-- start Data listing --

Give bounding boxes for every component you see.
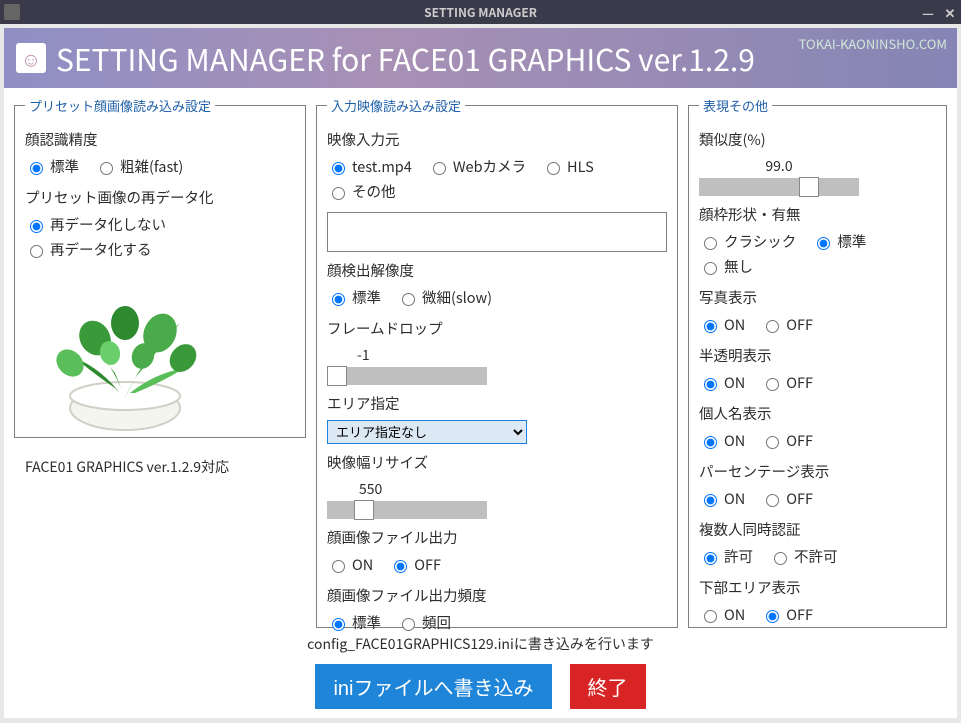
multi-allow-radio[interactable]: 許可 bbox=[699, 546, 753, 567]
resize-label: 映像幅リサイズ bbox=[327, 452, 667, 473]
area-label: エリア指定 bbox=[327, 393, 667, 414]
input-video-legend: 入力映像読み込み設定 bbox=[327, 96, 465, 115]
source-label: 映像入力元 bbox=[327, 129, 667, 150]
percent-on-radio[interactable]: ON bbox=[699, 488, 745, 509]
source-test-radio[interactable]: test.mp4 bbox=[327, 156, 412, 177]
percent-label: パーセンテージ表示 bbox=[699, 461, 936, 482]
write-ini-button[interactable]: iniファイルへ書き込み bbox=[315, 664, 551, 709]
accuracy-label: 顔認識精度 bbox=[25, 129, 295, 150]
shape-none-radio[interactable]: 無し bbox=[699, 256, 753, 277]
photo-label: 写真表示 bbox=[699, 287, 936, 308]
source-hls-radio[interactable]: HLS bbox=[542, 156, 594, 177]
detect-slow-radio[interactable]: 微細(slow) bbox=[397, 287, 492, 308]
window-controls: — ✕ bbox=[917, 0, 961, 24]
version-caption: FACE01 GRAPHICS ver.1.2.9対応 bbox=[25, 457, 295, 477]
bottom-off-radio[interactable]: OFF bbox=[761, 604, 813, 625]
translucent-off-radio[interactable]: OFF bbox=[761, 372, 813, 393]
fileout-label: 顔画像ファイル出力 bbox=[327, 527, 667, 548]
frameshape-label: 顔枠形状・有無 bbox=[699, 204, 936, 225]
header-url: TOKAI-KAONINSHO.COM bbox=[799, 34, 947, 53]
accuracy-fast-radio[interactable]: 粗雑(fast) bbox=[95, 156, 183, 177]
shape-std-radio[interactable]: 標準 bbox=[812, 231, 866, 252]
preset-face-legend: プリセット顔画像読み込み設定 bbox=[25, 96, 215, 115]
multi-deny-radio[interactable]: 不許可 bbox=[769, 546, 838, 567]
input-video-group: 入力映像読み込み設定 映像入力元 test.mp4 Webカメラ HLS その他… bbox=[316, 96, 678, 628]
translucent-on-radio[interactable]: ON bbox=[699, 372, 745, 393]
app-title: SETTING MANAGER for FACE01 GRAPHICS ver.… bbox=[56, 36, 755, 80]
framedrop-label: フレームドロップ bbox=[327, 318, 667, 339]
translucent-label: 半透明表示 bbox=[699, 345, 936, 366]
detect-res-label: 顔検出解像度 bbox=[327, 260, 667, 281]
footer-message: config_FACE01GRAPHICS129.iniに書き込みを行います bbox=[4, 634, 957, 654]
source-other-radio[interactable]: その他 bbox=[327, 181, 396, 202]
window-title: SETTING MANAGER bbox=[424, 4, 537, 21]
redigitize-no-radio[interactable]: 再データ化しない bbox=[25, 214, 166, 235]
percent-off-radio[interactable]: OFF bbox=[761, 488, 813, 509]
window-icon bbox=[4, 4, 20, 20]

-- end Data listing --

What needs to be done:
Return the lines from the one containing "multi-allow-radio[interactable]: 許可 bbox=[699, 546, 753, 567]" through the one containing "header-url: TOKAI-KAONINSHO.COM bbox=[799, 34, 947, 53]", reproducing each without change.

Finished answer:
multi-allow-radio[interactable]: 許可 bbox=[699, 546, 753, 567]
resize-label: 映像幅リサイズ bbox=[327, 452, 667, 473]
area-label: エリア指定 bbox=[327, 393, 667, 414]
input-video-legend: 入力映像読み込み設定 bbox=[327, 96, 465, 115]
source-label: 映像入力元 bbox=[327, 129, 667, 150]
percent-on-radio[interactable]: ON bbox=[699, 488, 745, 509]
source-test-radio[interactable]: test.mp4 bbox=[327, 156, 412, 177]
percent-label: パーセンテージ表示 bbox=[699, 461, 936, 482]
write-ini-button[interactable]: iniファイルへ書き込み bbox=[315, 664, 551, 709]
accuracy-label: 顔認識精度 bbox=[25, 129, 295, 150]
shape-none-radio[interactable]: 無し bbox=[699, 256, 753, 277]
photo-label: 写真表示 bbox=[699, 287, 936, 308]
source-hls-radio[interactable]: HLS bbox=[542, 156, 594, 177]
detect-slow-radio[interactable]: 微細(slow) bbox=[397, 287, 492, 308]
window-controls: — ✕ bbox=[917, 0, 961, 24]
version-caption: FACE01 GRAPHICS ver.1.2.9対応 bbox=[25, 457, 295, 477]
bottom-off-radio[interactable]: OFF bbox=[761, 604, 813, 625]
translucent-off-radio[interactable]: OFF bbox=[761, 372, 813, 393]
fileout-label: 顔画像ファイル出力 bbox=[327, 527, 667, 548]
frameshape-label: 顔枠形状・有無 bbox=[699, 204, 936, 225]
header-url: TOKAI-KAONINSHO.COM bbox=[799, 34, 947, 53]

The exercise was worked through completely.